Task requirements:
Please write out the material below exactly as given.

Provided data:
+++++

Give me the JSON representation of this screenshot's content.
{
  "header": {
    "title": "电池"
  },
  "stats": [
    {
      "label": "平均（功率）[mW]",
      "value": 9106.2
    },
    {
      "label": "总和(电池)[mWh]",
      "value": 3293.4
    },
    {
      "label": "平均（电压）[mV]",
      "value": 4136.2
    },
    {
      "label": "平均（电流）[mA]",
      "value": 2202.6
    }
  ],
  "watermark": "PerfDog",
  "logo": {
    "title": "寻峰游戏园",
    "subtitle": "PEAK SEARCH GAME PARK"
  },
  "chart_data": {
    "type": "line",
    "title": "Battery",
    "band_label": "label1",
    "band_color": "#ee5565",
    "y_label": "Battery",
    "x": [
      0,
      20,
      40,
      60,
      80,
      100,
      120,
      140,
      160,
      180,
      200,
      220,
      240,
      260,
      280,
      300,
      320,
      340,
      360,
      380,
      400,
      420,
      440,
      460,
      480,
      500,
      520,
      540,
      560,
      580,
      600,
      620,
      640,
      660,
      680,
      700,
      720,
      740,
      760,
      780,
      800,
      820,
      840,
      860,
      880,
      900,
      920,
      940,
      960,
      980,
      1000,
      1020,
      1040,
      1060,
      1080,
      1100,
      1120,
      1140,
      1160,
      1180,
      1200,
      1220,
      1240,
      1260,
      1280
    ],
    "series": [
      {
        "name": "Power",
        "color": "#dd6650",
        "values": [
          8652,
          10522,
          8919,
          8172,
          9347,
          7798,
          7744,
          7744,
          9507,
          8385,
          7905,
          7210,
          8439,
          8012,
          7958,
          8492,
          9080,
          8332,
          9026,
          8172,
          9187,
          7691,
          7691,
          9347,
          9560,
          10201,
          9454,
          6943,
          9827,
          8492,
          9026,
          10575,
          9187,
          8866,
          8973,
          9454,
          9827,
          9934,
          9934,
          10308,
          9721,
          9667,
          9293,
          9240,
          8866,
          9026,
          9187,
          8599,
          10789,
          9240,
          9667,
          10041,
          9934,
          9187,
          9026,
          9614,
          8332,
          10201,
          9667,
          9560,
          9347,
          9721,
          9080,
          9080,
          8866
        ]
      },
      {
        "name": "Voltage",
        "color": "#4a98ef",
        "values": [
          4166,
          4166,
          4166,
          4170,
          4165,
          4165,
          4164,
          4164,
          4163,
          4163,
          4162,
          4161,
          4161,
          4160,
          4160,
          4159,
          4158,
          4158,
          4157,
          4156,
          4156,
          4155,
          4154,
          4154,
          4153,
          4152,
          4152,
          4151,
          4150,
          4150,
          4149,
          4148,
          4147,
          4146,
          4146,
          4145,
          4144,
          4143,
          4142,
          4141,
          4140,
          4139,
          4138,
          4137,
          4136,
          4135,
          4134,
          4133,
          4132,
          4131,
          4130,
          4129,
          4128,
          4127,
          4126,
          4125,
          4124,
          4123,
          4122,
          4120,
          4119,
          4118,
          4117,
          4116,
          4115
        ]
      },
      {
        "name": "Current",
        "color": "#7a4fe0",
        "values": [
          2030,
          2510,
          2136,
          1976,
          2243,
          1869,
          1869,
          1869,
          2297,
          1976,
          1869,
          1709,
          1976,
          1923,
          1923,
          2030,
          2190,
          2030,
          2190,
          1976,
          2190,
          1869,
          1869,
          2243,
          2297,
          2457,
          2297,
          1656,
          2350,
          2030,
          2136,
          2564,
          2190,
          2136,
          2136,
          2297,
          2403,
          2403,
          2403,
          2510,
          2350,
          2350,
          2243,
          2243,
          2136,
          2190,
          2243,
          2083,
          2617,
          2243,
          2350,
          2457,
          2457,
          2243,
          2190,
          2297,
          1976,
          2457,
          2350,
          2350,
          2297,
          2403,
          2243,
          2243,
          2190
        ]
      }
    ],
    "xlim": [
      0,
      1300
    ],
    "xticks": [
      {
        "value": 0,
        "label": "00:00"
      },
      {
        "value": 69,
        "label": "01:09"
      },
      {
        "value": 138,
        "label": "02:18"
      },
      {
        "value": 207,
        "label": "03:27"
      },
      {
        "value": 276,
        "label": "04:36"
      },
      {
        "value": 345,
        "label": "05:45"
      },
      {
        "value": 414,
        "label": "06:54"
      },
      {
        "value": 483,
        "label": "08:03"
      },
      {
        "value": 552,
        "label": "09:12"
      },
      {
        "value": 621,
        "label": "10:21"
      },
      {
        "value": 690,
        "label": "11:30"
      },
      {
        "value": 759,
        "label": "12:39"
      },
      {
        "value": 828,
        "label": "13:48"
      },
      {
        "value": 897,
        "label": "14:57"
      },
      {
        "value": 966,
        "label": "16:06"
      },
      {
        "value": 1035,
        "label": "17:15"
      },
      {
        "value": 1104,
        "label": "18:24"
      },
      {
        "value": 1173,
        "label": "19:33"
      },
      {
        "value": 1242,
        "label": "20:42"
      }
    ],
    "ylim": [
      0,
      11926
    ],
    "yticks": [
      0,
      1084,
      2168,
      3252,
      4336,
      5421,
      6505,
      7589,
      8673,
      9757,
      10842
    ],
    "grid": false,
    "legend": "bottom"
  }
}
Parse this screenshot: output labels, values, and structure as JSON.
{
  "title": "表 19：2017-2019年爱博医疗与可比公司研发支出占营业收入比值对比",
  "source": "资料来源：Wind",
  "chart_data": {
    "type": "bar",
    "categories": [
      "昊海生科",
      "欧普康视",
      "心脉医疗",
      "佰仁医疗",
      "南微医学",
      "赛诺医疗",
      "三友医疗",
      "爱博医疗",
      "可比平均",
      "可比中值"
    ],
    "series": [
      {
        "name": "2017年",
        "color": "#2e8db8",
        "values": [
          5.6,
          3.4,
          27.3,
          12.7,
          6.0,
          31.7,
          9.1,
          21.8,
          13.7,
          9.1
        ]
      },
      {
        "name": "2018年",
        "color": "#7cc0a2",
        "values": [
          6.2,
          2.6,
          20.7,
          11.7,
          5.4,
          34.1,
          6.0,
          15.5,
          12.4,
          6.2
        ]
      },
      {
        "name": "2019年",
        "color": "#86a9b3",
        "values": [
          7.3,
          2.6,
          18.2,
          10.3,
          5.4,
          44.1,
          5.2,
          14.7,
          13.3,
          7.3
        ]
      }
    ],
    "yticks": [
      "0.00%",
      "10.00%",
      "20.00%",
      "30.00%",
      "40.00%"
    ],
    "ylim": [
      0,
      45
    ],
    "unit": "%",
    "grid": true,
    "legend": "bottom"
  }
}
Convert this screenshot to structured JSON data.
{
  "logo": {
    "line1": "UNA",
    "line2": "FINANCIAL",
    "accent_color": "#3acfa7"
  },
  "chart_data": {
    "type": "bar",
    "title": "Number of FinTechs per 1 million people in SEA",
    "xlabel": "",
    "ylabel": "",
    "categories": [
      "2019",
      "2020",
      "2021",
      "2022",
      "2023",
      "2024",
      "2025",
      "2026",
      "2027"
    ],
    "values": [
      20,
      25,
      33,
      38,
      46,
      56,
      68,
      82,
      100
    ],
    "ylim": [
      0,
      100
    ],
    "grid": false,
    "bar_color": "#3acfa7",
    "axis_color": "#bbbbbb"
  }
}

+++++

In response:
Give me the JSON representation of this screenshot's content.
{
  "header": {
    "title": "电池"
  },
  "stats": [
    {
      "label": "平均（功率）[mW]",
      "value": 9106.2
    },
    {
      "label": "总和(电池)[mWh]",
      "value": 3293.4
    },
    {
      "label": "平均（电压）[mV]",
      "value": 4136.2
    },
    {
      "label": "平均（电流）[mA]",
      "value": 2202.6
    }
  ],
  "watermark": "PerfDog",
  "logo": {
    "title": "寻峰游戏园",
    "subtitle": "PEAK SEARCH GAME PARK"
  },
  "chart_data": {
    "type": "line",
    "title": "Battery",
    "band_label": "label1",
    "band_color": "#ee5565",
    "y_label": "Battery",
    "x": [
      0,
      20,
      40,
      60,
      80,
      100,
      120,
      140,
      160,
      180,
      200,
      220,
      240,
      260,
      280,
      300,
      320,
      340,
      360,
      380,
      400,
      420,
      440,
      460,
      480,
      500,
      520,
      540,
      560,
      580,
      600,
      620,
      640,
      660,
      680,
      700,
      720,
      740,
      760,
      780,
      800,
      820,
      840,
      860,
      880,
      900,
      920,
      940,
      960,
      980,
      1000,
      1020,
      1040,
      1060,
      1080,
      1100,
      1120,
      1140,
      1160,
      1180,
      1200,
      1220,
      1240,
      1260,
      1280
    ],
    "series": [
      {
        "name": "Power",
        "color": "#dd6650",
        "values": [
          8652,
          10522,
          8919,
          8172,
          9347,
          7798,
          7744,
          7744,
          9507,
          8385,
          7905,
          7210,
          8439,
          8012,
          7958,
          8492,
          9080,
          8332,
          9026,
          8172,
          9187,
          7691,
          7691,
          9347,
          9560,
          10201,
          9454,
          6943,
          9827,
          8492,
          9026,
          10575,
          9187,
          8866,
          8973,
          9454,
          9827,
          9934,
          9934,
          10308,
          9721,
          9667,
          9293,
          9240,
          8866,
          9026,
          9187,
          8599,
          10789,
          9240,
          9667,
          10041,
          9934,
          9187,
          9026,
          9614,
          8332,
          10201,
          9667,
          9560,
          9347,
          9721,
          9080,
          9080,
          8866
        ]
      },
      {
        "name": "Voltage",
        "color": "#4a98ef",
        "values": [
          4166,
          4166,
          4166,
          4170,
          4165,
          4165,
          4164,
          4164,
          4163,
          4163,
          4162,
          4161,
          4161,
          4160,
          4160,
          4159,
          4158,
          4158,
          4157,
          4156,
          4156,
          4155,
          4154,
          4154,
          4153,
          4152,
          4152,
          4151,
          4150,
          4150,
          4149,
          4148,
          4147,
          4146,
          4146,
          4145,
          4144,
          4143,
          4142,
          4141,
          4140,
          4139,
          4138,
          4137,
          4136,
          4135,
          4134,
          4133,
          4132,
          4131,
          4130,
          4129,
          4128,
          4127,
          4126,
          4125,
          4124,
          4123,
          4122,
          4120,
          4119,
          4118,
          4117,
          4116,
          4115
        ]
      },
      {
        "name": "Current",
        "color": "#7a4fe0",
        "values": [
          2030,
          2510,
          2136,
          1976,
          2243,
          1869,
          1869,
          1869,
          2297,
          1976,
          1869,
          1709,
          1976,
          1923,
          1923,
          2030,
          2190,
          2030,
          2190,
          1976,
          2190,
          1869,
          1869,
          2243,
          2297,
          2457,
          2297,
          1656,
          2350,
          2030,
          2136,
          2564,
          2190,
          2136,
          2136,
          2297,
          2403,
          2403,
          2403,
          2510,
          2350,
          2350,
          2243,
          2243,
          2136,
          2190,
          2243,
          2083,
          2617,
          2243,
          2350,
          2457,
          2457,
          2243,
          2190,
          2297,
          1976,
          2457,
          2350,
          2350,
          2297,
          2403,
          2243,
          2243,
          2190
        ]
      }
    ],
    "xlim": [
      0,
      1300
    ],
    "xticks": [
      {
        "value": 0,
        "label": "00:00"
      },
      {
        "value": 69,
        "label": "01:09"
      },
      {
        "value": 138,
        "label": "02:18"
      },
      {
        "value": 207,
        "label": "03:27"
      },
      {
        "value": 276,
        "label": "04:36"
      },
      {
        "value": 345,
        "label": "05:45"
      },
      {
        "value": 414,
        "label": "06:54"
      },
      {
        "value": 483,
        "label": "08:03"
      },
      {
        "value": 552,
        "label": "09:12"
      },
      {
        "value": 621,
        "label": "10:21"
      },
      {
        "value": 690,
        "label": "11:30"
      },
      {
        "value": 759,
        "label": "12:39"
      },
      {
        "value": 828,
        "label": "13:48"
      },
      {
        "value": 897,
        "label": "14:57"
      },
      {
        "value": 966,
        "label": "16:06"
      },
      {
        "value": 1035,
        "label": "17:15"
      },
      {
        "value": 1104,
        "label": "18:24"
      },
      {
        "value": 1173,
        "label": "19:33"
      },
      {
        "value": 1242,
        "label": "20:42"
      }
    ],
    "ylim": [
      0,
      11926
    ],
    "yticks": [
      0,
      1084,
      2168,
      3252,
      4336,
      5421,
      6505,
      7589,
      8673,
      9757,
      10842
    ],
    "grid": false,
    "legend": "bottom"
  }
}
Parse this screenshot: output labels, values, and structure as JSON.
{
  "title": "表 19：2017-2019年爱博医疗与可比公司研发支出占营业收入比值对比",
  "source": "资料来源：Wind",
  "chart_data": {
    "type": "bar",
    "categories": [
      "昊海生科",
      "欧普康视",
      "心脉医疗",
      "佰仁医疗",
      "南微医学",
      "赛诺医疗",
      "三友医疗",
      "爱博医疗",
      "可比平均",
      "可比中值"
    ],
    "series": [
      {
        "name": "2017年",
        "color": "#2e8db8",
        "values": [
          5.6,
          3.4,
          27.3,
          12.7,
          6.0,
          31.7,
          9.1,
          21.8,
          13.7,
          9.1
        ]
      },
      {
        "name": "2018年",
        "color": "#7cc0a2",
        "values": [
          6.2,
          2.6,
          20.7,
          11.7,
          5.4,
          34.1,
          6.0,
          15.5,
          12.4,
          6.2
        ]
      },
      {
        "name": "2019年",
        "color": "#86a9b3",
        "values": [
          7.3,
          2.6,
          18.2,
          10.3,
          5.4,
          44.1,
          5.2,
          14.7,
          13.3,
          7.3
        ]
      }
    ],
    "yticks": [
      "0.00%",
      "10.00%",
      "20.00%",
      "30.00%",
      "40.00%"
    ],
    "ylim": [
      0,
      45
    ],
    "unit": "%",
    "grid": true,
    "legend": "bottom"
  }
}
Convert this screenshot to structured JSON data.
{
  "logo": {
    "line1": "UNA",
    "line2": "FINANCIAL",
    "accent_color": "#3acfa7"
  },
  "chart_data": {
    "type": "bar",
    "title": "Number of FinTechs per 1 million people in SEA",
    "xlabel": "",
    "ylabel": "",
    "categories": [
      "2019",
      "2020",
      "2021",
      "2022",
      "2023",
      "2024",
      "2025",
      "2026",
      "2027"
    ],
    "values": [
      20,
      25,
      33,
      38,
      46,
      56,
      68,
      82,
      100
    ],
    "ylim": [
      0,
      100
    ],
    "grid": false,
    "bar_color": "#3acfa7",
    "axis_color": "#bbbbbb"
  }
}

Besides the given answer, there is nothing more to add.